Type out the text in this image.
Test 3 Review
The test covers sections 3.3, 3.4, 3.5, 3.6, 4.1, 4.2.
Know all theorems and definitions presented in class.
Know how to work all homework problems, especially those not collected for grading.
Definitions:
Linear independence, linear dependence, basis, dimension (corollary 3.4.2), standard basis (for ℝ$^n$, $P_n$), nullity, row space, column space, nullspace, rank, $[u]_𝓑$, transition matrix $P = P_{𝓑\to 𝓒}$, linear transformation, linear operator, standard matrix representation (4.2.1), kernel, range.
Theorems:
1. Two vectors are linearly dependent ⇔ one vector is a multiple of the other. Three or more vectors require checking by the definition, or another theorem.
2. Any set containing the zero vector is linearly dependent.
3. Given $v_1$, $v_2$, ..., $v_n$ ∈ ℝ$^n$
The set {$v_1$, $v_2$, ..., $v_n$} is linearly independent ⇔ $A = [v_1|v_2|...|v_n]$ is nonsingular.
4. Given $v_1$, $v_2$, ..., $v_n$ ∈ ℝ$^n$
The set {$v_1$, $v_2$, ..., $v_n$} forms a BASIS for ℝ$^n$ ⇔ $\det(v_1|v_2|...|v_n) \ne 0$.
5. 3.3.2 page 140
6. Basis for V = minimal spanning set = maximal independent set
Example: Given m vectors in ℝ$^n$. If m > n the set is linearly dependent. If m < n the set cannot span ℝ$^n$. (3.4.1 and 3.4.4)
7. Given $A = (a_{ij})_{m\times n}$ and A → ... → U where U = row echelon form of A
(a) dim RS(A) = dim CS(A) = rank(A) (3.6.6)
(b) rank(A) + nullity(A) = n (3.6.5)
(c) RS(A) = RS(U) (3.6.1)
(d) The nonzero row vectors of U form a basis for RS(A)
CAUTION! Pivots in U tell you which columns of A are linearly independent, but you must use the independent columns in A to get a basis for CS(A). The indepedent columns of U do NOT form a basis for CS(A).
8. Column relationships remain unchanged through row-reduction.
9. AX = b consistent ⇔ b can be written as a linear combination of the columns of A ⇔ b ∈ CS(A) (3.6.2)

=======

Where a line holds "Know", copy it out.

Know all theorems and definitions presented in class.
Know how to work all homework problems, especially those not collected for grading.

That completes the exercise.